What the task asks = Go through the listing and copy each line that has the string "oder" in it.

□ □ □ □ □ □ □

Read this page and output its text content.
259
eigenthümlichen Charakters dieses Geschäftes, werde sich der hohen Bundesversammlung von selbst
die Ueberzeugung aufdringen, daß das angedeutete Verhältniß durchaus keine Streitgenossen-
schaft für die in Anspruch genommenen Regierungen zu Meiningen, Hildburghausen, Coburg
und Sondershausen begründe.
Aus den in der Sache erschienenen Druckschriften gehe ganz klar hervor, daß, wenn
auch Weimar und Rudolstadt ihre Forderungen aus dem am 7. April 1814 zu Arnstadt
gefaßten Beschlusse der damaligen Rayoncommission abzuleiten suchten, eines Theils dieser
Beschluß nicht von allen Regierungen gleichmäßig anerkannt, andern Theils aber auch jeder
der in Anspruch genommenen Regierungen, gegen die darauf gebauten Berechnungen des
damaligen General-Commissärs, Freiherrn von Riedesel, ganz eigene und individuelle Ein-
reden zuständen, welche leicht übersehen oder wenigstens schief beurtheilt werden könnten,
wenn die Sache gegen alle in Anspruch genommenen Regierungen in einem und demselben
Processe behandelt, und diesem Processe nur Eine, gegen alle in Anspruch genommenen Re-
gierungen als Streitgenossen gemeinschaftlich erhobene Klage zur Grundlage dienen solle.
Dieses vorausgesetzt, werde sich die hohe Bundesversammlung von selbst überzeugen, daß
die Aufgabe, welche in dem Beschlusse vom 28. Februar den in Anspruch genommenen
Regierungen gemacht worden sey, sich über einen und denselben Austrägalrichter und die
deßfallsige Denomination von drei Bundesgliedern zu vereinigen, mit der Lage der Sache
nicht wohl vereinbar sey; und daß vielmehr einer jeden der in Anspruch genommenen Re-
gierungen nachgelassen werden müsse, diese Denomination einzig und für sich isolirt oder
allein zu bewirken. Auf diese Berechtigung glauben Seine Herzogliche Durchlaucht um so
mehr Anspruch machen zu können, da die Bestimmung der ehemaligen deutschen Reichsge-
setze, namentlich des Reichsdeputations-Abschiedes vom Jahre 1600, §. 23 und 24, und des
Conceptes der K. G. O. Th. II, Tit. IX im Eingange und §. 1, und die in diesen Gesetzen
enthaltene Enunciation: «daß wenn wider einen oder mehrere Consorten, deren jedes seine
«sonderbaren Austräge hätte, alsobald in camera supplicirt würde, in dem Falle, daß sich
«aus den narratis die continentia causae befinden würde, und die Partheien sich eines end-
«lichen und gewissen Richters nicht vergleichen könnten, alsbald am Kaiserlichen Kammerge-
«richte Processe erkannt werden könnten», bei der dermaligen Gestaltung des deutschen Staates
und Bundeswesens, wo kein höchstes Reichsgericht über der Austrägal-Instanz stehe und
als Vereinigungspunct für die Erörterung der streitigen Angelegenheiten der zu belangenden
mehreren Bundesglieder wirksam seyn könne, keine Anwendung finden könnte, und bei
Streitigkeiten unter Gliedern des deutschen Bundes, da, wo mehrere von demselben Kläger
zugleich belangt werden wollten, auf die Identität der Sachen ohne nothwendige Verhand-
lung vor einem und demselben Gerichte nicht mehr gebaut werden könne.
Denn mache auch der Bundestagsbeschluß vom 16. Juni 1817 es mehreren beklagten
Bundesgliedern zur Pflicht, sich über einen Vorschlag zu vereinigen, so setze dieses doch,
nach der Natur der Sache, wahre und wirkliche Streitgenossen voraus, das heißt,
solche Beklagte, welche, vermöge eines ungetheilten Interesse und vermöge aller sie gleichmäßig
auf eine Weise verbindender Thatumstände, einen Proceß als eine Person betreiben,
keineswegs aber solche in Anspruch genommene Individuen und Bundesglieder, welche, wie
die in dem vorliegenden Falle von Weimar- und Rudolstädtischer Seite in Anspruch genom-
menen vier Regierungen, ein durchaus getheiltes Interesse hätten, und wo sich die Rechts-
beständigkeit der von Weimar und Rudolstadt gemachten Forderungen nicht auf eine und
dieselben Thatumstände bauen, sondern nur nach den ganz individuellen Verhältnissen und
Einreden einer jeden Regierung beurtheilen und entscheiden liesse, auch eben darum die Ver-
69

□ □ □ □ □ □ □

Result below =
reden zuständen, welche leicht übersehen oder wenigstens schief beurtheilt werden könnten,
gierungen nachgelassen werden müsse, diese Denomination einzig und für sich isolirt oder
enthaltene Enunciation: «daß wenn wider einen oder mehrere Consorten, deren jedes seine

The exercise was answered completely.